§ **Goal**:
In the data that follows, count each line holding the string "ylabel"; answer with the number only.

Chart and figure data

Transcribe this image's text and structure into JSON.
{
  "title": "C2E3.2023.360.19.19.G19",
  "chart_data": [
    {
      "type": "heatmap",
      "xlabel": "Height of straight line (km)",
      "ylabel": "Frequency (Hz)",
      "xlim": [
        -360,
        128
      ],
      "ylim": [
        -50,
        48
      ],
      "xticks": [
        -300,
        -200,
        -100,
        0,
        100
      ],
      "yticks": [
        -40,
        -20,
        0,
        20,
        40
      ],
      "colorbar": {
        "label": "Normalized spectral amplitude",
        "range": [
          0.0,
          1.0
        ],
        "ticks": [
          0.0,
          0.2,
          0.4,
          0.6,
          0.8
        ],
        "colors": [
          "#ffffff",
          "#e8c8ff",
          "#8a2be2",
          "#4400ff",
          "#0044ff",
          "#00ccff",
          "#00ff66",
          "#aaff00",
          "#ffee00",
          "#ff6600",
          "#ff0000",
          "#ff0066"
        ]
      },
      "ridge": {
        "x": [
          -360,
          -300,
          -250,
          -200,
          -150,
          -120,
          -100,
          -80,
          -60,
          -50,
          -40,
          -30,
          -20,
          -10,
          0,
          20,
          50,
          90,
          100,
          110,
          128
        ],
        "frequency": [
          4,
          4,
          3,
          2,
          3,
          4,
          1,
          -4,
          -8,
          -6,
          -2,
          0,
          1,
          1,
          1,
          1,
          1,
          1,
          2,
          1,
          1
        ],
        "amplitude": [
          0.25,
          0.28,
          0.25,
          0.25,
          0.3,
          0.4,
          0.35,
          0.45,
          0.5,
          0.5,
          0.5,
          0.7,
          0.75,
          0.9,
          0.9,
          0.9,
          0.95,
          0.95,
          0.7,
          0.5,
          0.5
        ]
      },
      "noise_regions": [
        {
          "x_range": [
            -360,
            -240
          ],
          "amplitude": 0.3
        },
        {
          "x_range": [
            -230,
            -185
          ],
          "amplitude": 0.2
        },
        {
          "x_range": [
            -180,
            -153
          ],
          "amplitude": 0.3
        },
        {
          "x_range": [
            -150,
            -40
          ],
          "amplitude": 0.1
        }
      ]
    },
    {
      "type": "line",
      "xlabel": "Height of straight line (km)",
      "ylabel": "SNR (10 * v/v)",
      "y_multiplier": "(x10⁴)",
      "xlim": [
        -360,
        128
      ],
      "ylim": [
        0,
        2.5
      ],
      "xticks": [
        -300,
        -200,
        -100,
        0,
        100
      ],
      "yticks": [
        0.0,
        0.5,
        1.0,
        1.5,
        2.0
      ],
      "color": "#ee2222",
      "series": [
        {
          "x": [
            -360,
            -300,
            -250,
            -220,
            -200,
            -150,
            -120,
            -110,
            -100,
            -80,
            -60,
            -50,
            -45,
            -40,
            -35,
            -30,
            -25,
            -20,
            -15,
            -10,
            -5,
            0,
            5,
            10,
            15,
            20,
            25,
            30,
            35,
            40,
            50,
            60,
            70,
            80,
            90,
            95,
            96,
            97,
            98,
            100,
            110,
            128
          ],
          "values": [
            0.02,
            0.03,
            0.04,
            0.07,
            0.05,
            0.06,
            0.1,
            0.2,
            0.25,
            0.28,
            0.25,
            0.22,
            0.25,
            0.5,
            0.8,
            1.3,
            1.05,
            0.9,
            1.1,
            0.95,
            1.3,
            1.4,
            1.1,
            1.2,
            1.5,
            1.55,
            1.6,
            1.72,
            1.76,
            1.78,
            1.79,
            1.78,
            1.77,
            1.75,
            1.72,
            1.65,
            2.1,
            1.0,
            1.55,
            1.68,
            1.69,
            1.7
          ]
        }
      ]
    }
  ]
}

§ **Solution to this exercise**:
2